───── Records provided

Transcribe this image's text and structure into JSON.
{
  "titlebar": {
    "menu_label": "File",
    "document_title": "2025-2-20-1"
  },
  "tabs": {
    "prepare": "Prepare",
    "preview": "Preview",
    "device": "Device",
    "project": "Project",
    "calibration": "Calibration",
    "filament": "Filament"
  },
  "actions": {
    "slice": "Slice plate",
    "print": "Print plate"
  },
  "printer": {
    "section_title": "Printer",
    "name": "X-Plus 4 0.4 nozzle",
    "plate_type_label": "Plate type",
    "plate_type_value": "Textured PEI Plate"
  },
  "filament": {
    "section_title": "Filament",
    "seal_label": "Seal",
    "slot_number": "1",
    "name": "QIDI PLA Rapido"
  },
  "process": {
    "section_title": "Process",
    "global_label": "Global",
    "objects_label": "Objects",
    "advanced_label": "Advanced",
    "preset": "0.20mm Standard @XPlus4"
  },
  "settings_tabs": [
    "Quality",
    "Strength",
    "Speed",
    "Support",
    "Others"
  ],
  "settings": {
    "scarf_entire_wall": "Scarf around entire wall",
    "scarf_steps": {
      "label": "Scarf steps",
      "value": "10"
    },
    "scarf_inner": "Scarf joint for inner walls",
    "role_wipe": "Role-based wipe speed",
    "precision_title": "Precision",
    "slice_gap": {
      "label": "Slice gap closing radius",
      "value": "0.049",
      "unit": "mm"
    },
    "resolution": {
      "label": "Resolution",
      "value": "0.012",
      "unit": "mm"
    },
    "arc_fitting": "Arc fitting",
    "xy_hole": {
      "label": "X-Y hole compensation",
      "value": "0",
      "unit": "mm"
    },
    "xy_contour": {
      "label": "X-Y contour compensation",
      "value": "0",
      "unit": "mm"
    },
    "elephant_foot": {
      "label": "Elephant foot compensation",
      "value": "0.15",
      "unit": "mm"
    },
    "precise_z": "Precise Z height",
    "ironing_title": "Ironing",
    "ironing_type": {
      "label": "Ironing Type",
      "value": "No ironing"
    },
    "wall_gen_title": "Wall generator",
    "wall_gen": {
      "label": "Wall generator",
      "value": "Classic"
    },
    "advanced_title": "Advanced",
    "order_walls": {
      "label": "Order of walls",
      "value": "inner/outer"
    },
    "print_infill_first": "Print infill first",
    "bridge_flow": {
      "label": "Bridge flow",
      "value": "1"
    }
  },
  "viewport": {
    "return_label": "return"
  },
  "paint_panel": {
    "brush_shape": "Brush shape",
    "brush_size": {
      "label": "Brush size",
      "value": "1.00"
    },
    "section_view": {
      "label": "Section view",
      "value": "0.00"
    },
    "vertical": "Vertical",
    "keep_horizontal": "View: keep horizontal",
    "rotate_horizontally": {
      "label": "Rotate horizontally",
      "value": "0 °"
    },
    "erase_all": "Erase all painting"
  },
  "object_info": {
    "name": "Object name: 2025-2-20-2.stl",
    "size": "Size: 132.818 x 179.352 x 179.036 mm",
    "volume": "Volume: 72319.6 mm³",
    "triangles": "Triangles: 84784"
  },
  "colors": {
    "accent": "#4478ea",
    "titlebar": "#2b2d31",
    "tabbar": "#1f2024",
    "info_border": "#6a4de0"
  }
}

──────────
───── Records provided

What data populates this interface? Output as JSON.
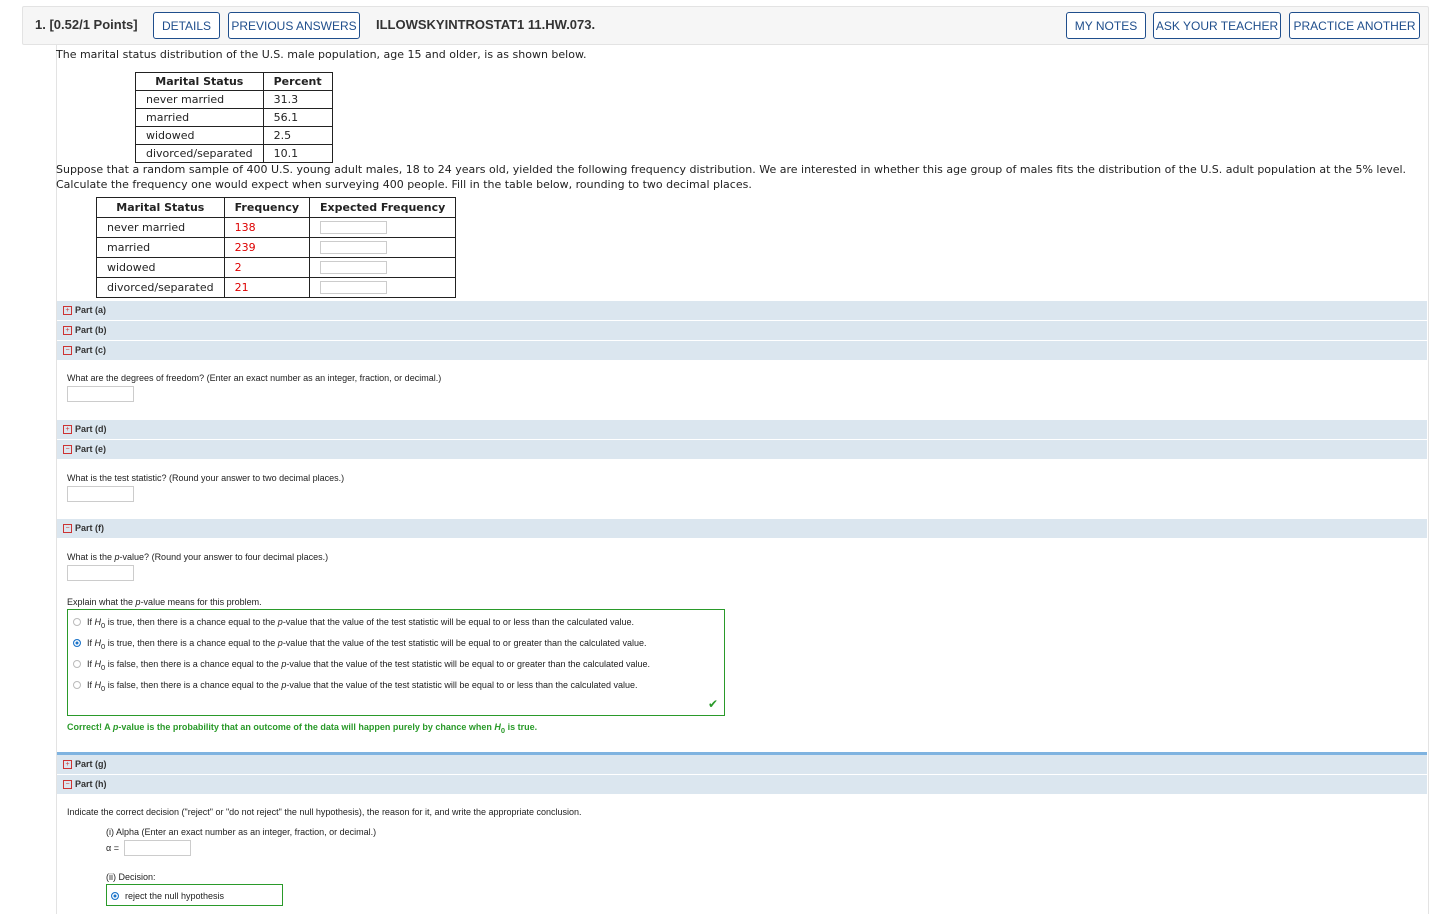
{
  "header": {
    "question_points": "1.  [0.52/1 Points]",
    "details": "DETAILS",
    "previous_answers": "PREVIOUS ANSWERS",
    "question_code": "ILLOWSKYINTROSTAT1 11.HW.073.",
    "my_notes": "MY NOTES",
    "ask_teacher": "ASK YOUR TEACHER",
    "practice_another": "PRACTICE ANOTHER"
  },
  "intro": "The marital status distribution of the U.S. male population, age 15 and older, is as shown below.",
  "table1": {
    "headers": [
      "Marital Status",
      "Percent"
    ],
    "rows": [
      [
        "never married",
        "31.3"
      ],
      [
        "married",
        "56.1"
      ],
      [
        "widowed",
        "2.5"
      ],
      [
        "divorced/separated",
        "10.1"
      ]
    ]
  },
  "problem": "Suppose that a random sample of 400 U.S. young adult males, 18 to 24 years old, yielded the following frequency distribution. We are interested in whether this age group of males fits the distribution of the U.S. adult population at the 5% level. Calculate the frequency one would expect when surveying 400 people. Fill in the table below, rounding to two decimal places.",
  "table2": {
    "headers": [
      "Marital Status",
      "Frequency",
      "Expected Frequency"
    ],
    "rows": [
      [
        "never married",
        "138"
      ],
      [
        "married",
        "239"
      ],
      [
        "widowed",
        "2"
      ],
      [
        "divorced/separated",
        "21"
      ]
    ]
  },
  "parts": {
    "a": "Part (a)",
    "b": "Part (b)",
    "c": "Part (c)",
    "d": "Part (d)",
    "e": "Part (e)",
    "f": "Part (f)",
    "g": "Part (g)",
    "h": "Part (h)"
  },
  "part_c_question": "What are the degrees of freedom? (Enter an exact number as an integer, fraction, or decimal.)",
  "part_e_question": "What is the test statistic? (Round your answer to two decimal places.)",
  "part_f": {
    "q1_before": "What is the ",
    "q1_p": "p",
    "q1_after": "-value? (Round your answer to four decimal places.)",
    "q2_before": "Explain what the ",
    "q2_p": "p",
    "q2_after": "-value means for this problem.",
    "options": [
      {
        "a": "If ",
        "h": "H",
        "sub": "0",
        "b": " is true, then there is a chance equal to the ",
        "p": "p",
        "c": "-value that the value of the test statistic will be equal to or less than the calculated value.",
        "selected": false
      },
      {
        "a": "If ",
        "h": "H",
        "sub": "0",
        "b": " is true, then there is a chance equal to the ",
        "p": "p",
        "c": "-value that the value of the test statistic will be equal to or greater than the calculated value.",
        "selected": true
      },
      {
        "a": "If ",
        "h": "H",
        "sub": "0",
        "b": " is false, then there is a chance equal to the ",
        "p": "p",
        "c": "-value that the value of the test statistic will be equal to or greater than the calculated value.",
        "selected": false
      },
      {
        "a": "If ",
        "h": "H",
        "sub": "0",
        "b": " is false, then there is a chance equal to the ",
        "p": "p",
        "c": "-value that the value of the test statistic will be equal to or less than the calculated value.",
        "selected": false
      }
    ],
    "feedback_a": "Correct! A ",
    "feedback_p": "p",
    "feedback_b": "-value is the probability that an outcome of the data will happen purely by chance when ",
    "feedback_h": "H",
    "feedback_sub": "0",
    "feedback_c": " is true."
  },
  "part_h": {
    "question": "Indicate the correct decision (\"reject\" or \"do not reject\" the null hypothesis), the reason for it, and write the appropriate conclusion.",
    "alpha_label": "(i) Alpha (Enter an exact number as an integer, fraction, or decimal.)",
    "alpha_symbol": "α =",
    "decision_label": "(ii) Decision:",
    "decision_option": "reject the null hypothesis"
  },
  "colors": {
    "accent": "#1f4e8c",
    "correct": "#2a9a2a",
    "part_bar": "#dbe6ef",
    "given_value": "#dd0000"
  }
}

──────────

**Short problem:** Scan the listing above and copy all lines containing the word "fraction".

**Full answer:**
  "part_c_question": "What are the degrees of freedom? (Enter an exact number as an integer, fraction, or decimal.)",
    "alpha_label": "(i) Alpha (Enter an exact number as an integer, fraction, or decimal.)",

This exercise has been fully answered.